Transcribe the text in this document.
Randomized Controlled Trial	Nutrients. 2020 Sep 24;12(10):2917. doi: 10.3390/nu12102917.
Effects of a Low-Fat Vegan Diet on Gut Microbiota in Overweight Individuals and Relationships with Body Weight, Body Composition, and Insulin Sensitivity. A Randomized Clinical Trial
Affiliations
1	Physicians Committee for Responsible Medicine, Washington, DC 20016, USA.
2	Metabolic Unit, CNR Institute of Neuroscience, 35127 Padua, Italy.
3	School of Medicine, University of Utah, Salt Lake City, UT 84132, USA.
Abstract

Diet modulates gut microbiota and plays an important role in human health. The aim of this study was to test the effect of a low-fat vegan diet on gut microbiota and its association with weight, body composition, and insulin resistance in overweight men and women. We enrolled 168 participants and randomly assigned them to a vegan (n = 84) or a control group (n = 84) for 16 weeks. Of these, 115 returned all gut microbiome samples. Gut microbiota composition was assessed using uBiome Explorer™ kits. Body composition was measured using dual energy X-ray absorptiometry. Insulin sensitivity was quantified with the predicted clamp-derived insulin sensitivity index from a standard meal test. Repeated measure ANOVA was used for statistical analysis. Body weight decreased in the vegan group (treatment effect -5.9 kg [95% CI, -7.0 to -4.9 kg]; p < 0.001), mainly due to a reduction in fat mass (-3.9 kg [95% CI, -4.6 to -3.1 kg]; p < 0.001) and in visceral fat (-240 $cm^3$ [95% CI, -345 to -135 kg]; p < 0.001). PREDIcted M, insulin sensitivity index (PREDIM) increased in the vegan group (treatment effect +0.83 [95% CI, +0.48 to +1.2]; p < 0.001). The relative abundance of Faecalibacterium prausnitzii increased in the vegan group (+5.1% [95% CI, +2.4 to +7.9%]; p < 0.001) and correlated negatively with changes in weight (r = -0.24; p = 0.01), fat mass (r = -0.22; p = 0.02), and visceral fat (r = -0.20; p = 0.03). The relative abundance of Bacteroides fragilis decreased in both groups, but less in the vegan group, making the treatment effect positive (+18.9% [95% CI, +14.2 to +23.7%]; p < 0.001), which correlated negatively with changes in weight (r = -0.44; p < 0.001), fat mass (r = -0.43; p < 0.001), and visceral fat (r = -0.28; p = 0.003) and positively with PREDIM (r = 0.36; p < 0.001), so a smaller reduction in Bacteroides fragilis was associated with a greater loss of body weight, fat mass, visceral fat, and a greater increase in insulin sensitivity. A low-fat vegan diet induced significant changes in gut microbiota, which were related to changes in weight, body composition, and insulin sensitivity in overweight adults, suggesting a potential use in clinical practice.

----------------

- _Exercise aim_
Each line of the data must be retyped exactly.

- _Response to this task_
Transcribe the text in this document.
Randomized Controlled Trial	Nutrients. 2020 Sep 24;12(10):2917. doi: 10.3390/nu12102917.
Effects of a Low-Fat Vegan Diet on Gut Microbiota in Overweight Individuals and Relationships with Body Weight, Body Composition, and Insulin Sensitivity. A Randomized Clinical Trial
Affiliations
1	Physicians Committee for Responsible Medicine, Washington, DC 20016, USA.
2	Metabolic Unit, CNR Institute of Neuroscience, 35127 Padua, Italy.
3	School of Medicine, University of Utah, Salt Lake City, UT 84132, USA.
Abstract

Diet modulates gut microbiota and plays an important role in human health. The aim of this study was to test the effect of a low-fat vegan diet on gut microbiota and its association with weight, body composition, and insulin resistance in overweight men and women. We enrolled 168 participants and randomly assigned them to a vegan (n = 84) or a control group (n = 84) for 16 weeks. Of these, 115 returned all gut microbiome samples. Gut microbiota composition was assessed using uBiome Explorer™ kits. Body composition was measured using dual energy X-ray absorptiometry. Insulin sensitivity was quantified with the predicted clamp-derived insulin sensitivity index from a standard meal test. Repeated measure ANOVA was used for statistical analysis. Body weight decreased in the vegan group (treatment effect -5.9 kg [95% CI, -7.0 to -4.9 kg]; p < 0.001), mainly due to a reduction in fat mass (-3.9 kg [95% CI, -4.6 to -3.1 kg]; p < 0.001) and in visceral fat (-240 $cm^3$ [95% CI, -345 to -135 kg]; p < 0.001). PREDIcted M, insulin sensitivity index (PREDIM) increased in the vegan group (treatment effect +0.83 [95% CI, +0.48 to +1.2]; p < 0.001). The relative abundance of Faecalibacterium prausnitzii increased in the vegan group (+5.1% [95% CI, +2.4 to +7.9%]; p < 0.001) and correlated negatively with changes in weight (r = -0.24; p = 0.01), fat mass (r = -0.22; p = 0.02), and visceral fat (r = -0.20; p = 0.03). The relative abundance of Bacteroides fragilis decreased in both groups, but less in the vegan group, making the treatment effect positive (+18.9% [95% CI, +14.2 to +23.7%]; p < 0.001), which correlated negatively with changes in weight (r = -0.44; p < 0.001), fat mass (r = -0.43; p < 0.001), and visceral fat (r = -0.28; p = 0.003) and positively with PREDIM (r = 0.36; p < 0.001), so a smaller reduction in Bacteroides fragilis was associated with a greater loss of body weight, fat mass, visceral fat, and a greater increase in insulin sensitivity. A low-fat vegan diet induced significant changes in gut microbiota, which were related to changes in weight, body composition, and insulin sensitivity in overweight adults, suggesting a potential use in clinical practice.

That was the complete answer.